Extracted information
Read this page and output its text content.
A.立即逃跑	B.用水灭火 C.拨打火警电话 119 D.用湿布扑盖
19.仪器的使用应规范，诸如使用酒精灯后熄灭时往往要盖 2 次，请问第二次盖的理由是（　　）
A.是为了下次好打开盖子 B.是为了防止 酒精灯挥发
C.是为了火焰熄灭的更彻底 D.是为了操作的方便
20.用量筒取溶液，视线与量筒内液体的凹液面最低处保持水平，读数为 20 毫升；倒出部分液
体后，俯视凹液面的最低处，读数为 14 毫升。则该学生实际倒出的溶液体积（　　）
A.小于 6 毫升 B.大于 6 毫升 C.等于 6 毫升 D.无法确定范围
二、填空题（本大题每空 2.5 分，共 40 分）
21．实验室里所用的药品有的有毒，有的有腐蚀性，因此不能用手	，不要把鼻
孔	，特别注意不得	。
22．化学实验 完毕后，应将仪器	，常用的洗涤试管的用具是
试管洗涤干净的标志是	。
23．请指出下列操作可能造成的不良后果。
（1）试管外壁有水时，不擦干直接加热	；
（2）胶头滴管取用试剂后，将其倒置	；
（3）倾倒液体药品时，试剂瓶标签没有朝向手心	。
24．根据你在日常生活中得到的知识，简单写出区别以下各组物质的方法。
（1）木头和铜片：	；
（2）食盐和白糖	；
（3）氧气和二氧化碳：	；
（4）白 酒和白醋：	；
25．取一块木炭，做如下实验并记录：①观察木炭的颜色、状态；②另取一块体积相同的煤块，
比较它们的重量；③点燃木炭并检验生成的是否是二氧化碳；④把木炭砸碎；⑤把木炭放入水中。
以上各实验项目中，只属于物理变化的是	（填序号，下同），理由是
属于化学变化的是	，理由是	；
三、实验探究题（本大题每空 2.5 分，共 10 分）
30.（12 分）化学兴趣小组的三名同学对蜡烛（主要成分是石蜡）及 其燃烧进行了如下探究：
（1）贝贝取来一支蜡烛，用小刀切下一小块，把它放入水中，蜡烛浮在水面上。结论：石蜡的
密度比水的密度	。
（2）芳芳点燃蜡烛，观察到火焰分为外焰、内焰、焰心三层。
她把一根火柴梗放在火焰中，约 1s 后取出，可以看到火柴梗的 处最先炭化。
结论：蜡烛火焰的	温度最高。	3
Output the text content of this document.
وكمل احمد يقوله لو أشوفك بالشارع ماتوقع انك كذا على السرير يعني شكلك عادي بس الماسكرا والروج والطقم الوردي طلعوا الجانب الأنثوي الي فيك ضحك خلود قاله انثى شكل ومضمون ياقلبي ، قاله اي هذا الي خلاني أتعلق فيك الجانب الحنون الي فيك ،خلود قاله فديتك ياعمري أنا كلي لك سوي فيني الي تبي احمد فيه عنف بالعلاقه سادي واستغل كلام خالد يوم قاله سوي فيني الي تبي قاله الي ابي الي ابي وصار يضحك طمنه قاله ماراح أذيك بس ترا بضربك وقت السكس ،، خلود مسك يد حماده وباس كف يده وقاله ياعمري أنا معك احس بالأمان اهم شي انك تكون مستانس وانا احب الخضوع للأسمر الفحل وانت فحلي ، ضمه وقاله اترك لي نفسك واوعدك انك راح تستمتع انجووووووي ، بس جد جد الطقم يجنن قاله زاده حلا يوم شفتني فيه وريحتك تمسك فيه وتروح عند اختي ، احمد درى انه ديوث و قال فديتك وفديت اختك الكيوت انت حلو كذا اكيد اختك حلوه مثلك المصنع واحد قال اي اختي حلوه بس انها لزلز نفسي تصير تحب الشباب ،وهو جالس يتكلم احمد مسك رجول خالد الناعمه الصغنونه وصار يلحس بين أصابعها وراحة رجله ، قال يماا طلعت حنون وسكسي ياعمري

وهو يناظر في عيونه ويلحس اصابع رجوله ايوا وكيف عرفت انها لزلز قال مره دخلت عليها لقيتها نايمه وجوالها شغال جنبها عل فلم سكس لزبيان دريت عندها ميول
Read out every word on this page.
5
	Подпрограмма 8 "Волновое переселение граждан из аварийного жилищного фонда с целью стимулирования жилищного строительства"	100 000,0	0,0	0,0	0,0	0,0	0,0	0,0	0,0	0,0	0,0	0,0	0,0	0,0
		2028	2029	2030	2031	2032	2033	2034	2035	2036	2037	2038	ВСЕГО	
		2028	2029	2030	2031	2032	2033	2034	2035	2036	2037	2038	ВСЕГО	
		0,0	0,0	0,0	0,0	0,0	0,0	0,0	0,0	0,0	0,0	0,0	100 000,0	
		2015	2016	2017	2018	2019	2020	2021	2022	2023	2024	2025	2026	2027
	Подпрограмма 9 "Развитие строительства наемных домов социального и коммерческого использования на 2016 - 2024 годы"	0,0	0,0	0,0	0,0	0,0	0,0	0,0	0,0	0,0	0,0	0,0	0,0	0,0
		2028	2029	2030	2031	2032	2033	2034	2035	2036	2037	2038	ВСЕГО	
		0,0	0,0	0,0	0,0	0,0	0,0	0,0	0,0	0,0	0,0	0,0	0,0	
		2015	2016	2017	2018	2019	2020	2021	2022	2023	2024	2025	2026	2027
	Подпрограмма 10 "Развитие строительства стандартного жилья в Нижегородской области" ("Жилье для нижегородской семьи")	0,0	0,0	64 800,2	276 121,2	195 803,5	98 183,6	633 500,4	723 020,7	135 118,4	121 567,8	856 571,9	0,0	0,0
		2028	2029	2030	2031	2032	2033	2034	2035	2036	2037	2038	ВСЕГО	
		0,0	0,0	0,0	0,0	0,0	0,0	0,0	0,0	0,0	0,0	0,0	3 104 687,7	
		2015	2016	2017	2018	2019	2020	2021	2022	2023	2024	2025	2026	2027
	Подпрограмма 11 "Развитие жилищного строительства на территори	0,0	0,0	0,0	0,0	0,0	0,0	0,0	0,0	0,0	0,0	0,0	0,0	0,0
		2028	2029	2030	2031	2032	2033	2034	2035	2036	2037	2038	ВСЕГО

Written task
Copy every record above exactly as it appears.

Expected output
Read this page and output its text content.
A.立即逃跑	B.用水灭火 C.拨打火警电话 119 D.用湿布扑盖
19.仪器的使用应规范，诸如使用酒精灯后熄灭时往往要盖 2 次，请问第二次盖的理由是（　　）
A.是为了下次好打开盖子 B.是为了防止 酒精灯挥发
C.是为了火焰熄灭的更彻底 D.是为了操作的方便
20.用量筒取溶液，视线与量筒内液体的凹液面最低处保持水平，读数为 20 毫升；倒出部分液
体后，俯视凹液面的最低处，读数为 14 毫升。则该学生实际倒出的溶液体积（　　）
A.小于 6 毫升 B.大于 6 毫升 C.等于 6 毫升 D.无法确定范围
二、填空题（本大题每空 2.5 分，共 40 分）
21．实验室里所用的药品有的有毒，有的有腐蚀性，因此不能用手	，不要把鼻
孔	，特别注意不得	。
22．化学实验 完毕后，应将仪器	，常用的洗涤试管的用具是
试管洗涤干净的标志是	。
23．请指出下列操作可能造成的不良后果。
（1）试管外壁有水时，不擦干直接加热	；
（2）胶头滴管取用试剂后，将其倒置	；
（3）倾倒液体药品时，试剂瓶标签没有朝向手心	。
24．根据你在日常生活中得到的知识，简单写出区别以下各组物质的方法。
（1）木头和铜片：	；
（2）食盐和白糖	；
（3）氧气和二氧化碳：	；
（4）白 酒和白醋：	；
25．取一块木炭，做如下实验并记录：①观察木炭的颜色、状态；②另取一块体积相同的煤块，
比较它们的重量；③点燃木炭并检验生成的是否是二氧化碳；④把木炭砸碎；⑤把木炭放入水中。
以上各实验项目中，只属于物理变化的是	（填序号，下同），理由是
属于化学变化的是	，理由是	；
三、实验探究题（本大题每空 2.5 分，共 10 分）
30.（12 分）化学兴趣小组的三名同学对蜡烛（主要成分是石蜡）及 其燃烧进行了如下探究：
（1）贝贝取来一支蜡烛，用小刀切下一小块，把它放入水中，蜡烛浮在水面上。结论：石蜡的
密度比水的密度	。
（2）芳芳点燃蜡烛，观察到火焰分为外焰、内焰、焰心三层。
她把一根火柴梗放在火焰中，约 1s 后取出，可以看到火柴梗的 处最先炭化。
结论：蜡烛火焰的	温度最高。	3
Output the text content of this document.
وكمل احمد يقوله لو أشوفك بالشارع ماتوقع انك كذا على السرير يعني شكلك عادي بس الماسكرا والروج والطقم الوردي طلعوا الجانب الأنثوي الي فيك ضحك خلود قاله انثى شكل ومضمون ياقلبي ، قاله اي هذا الي خلاني أتعلق فيك الجانب الحنون الي فيك ،خلود قاله فديتك ياعمري أنا كلي لك سوي فيني الي تبي احمد فيه عنف بالعلاقه سادي واستغل كلام خالد يوم قاله سوي فيني الي تبي قاله الي ابي الي ابي وصار يضحك طمنه قاله ماراح أذيك بس ترا بضربك وقت السكس ،، خلود مسك يد حماده وباس كف يده وقاله ياعمري أنا معك احس بالأمان اهم شي انك تكون مستانس وانا احب الخضوع للأسمر الفحل وانت فحلي ، ضمه وقاله اترك لي نفسك واوعدك انك راح تستمتع انجووووووي ، بس جد جد الطقم يجنن قاله زاده حلا يوم شفتني فيه وريحتك تمسك فيه وتروح عند اختي ، احمد درى انه ديوث و قال فديتك وفديت اختك الكيوت انت حلو كذا اكيد اختك حلوه مثلك المصنع واحد قال اي اختي حلوه بس انها لزلز نفسي تصير تحب الشباب ،وهو جالس يتكلم احمد مسك رجول خالد الناعمه الصغنونه وصار يلحس بين أصابعها وراحة رجله ، قال يماا طلعت حنون وسكسي ياعمري

وهو يناظر في عيونه ويلحس اصابع رجوله ايوا وكيف عرفت انها لزلز قال مره دخلت عليها لقيتها نايمه وجوالها شغال جنبها عل فلم سكس لزبيان دريت عندها ميول
Read out every word on this page.
5
	Подпрограмма 8 "Волновое переселение граждан из аварийного жилищного фонда с целью стимулирования жилищного строительства"	100 000,0	0,0	0,0	0,0	0,0	0,0	0,0	0,0	0,0	0,0	0,0	0,0	0,0
		2028	2029	2030	2031	2032	2033	2034	2035	2036	2037	2038	ВСЕГО	
		2028	2029	2030	2031	2032	2033	2034	2035	2036	2037	2038	ВСЕГО	
		0,0	0,0	0,0	0,0	0,0	0,0	0,0	0,0	0,0	0,0	0,0	100 000,0	
		2015	2016	2017	2018	2019	2020	2021	2022	2023	2024	2025	2026	2027
	Подпрограмма 9 "Развитие строительства наемных домов социального и коммерческого использования на 2016 - 2024 годы"	0,0	0,0	0,0	0,0	0,0	0,0	0,0	0,0	0,0	0,0	0,0	0,0	0,0
		2028	2029	2030	2031	2032	2033	2034	2035	2036	2037	2038	ВСЕГО	
		0,0	0,0	0,0	0,0	0,0	0,0	0,0	0,0	0,0	0,0	0,0	0,0	
		2015	2016	2017	2018	2019	2020	2021	2022	2023	2024	2025	2026	2027
	Подпрограмма 10 "Развитие строительства стандартного жилья в Нижегородской области" ("Жилье для нижегородской семьи")	0,0	0,0	64 800,2	276 121,2	195 803,5	98 183,6	633 500,4	723 020,7	135 118,4	121 567,8	856 571,9	0,0	0,0
		2028	2029	2030	2031	2032	2033	2034	2035	2036	2037	2038	ВСЕГО	
		0,0	0,0	0,0	0,0	0,0	0,0	0,0	0,0	0,0	0,0	0,0	3 104 687,7	
		2015	2016	2017	2018	2019	2020	2021	2022	2023	2024	2025	2026	2027
	Подпрограмма 11 "Развитие жилищного строительства на территори	0,0	0,0	0,0	0,0	0,0	0,0	0,0	0,0	0,0	0,0	0,0	0,0	0,0
		2028	2029	2030	2031	2032	2033	2034	2035	2036	2037	2038	ВСЕГО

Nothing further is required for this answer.